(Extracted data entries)
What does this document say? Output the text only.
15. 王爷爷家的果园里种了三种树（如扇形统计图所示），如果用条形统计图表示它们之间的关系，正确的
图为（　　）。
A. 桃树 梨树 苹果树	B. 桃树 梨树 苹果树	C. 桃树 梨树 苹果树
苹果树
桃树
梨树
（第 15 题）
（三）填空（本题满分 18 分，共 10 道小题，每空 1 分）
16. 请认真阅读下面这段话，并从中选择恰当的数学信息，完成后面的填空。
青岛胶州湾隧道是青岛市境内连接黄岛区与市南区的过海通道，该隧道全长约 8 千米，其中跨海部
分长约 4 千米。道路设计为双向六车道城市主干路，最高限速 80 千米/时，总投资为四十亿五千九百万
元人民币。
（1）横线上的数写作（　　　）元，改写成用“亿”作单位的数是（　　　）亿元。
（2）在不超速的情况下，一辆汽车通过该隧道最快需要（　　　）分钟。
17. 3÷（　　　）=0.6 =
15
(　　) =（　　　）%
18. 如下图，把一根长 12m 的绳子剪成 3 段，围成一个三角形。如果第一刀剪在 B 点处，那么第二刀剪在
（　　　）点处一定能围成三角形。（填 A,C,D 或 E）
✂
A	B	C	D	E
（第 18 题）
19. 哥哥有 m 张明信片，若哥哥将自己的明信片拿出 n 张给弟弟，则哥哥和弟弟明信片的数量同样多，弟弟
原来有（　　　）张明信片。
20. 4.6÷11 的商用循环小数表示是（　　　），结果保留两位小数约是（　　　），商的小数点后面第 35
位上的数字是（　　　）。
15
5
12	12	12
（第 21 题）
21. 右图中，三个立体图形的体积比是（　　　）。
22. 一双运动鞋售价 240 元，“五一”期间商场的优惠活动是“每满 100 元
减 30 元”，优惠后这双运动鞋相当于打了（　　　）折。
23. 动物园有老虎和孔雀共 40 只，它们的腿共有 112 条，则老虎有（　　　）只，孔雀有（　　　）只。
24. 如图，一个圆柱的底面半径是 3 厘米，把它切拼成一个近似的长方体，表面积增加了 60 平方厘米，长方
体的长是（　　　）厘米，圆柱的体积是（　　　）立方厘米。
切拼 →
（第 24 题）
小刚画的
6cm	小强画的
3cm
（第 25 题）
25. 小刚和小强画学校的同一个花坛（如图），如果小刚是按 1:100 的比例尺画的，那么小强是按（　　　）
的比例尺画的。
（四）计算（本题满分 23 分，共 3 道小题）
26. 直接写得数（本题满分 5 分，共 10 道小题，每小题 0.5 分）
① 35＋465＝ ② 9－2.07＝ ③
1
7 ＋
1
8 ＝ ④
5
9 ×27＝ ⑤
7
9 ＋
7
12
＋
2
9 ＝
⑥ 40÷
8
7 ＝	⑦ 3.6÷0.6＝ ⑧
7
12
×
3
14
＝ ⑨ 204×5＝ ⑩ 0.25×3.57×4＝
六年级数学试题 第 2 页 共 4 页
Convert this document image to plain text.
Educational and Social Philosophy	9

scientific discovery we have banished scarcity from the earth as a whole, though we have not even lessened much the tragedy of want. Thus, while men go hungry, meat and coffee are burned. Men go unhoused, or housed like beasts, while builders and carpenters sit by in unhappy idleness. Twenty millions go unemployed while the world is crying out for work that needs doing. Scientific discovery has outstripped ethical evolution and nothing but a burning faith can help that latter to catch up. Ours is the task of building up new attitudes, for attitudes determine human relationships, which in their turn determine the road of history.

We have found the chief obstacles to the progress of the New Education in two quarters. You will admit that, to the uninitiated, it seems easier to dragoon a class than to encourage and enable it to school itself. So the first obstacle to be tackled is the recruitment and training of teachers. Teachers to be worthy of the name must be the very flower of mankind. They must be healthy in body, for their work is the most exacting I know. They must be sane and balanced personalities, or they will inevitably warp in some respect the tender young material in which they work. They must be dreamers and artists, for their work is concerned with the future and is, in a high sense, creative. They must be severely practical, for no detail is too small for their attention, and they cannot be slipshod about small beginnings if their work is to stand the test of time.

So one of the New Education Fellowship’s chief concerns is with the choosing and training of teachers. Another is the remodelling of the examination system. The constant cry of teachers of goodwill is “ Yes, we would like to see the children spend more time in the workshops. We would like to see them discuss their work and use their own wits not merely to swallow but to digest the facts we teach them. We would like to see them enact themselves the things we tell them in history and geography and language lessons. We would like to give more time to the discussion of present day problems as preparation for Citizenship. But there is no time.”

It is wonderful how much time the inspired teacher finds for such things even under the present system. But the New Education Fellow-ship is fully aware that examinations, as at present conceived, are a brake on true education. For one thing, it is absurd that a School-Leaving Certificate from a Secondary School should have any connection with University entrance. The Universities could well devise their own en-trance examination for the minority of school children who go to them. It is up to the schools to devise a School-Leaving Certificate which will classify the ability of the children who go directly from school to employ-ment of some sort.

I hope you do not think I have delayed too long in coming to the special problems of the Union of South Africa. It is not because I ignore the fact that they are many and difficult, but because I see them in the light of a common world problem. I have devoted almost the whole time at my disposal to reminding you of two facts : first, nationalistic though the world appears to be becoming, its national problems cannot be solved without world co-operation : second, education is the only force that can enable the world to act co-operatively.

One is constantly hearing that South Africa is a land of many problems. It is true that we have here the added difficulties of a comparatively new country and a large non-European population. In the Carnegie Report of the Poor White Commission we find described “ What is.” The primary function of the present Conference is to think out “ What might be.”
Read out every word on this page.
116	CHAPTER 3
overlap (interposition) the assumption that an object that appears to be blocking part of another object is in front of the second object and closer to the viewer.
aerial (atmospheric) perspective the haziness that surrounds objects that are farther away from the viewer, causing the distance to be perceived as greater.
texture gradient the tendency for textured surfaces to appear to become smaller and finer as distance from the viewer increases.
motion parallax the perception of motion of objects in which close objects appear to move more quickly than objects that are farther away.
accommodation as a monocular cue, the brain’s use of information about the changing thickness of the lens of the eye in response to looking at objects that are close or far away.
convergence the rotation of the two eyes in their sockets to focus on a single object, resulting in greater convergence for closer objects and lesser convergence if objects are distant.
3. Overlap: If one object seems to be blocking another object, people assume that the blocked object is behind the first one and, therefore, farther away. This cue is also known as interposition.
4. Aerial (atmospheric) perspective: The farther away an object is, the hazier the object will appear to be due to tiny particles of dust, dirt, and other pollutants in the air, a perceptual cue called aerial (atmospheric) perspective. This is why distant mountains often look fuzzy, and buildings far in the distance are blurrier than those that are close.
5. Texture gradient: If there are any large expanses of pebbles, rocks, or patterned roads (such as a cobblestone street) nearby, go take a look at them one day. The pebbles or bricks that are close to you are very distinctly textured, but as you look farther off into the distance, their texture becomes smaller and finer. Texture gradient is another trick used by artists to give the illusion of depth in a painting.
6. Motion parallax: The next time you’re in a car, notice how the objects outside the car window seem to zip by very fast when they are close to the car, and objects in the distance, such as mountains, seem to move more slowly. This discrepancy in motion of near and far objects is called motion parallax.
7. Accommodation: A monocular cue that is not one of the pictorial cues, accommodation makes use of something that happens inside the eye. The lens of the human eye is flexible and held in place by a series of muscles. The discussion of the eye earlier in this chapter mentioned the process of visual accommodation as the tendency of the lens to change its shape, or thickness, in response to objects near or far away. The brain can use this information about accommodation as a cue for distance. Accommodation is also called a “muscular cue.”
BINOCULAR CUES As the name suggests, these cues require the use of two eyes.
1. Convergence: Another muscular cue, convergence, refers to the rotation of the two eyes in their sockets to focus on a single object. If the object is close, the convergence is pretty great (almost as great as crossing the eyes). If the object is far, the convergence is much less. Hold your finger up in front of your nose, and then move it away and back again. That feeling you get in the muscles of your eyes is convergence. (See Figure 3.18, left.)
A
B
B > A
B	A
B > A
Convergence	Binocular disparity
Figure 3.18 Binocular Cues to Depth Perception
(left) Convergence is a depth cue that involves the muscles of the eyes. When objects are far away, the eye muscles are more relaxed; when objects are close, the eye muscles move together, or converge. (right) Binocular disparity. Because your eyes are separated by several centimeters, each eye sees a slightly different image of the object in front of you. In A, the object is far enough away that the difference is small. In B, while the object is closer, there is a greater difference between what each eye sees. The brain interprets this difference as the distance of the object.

YOUR OBJECTIVE:
How many lines in the records above contain the word "本题满分"? Reply with the number and nothing more.

WRITTEN RESPONSE:
3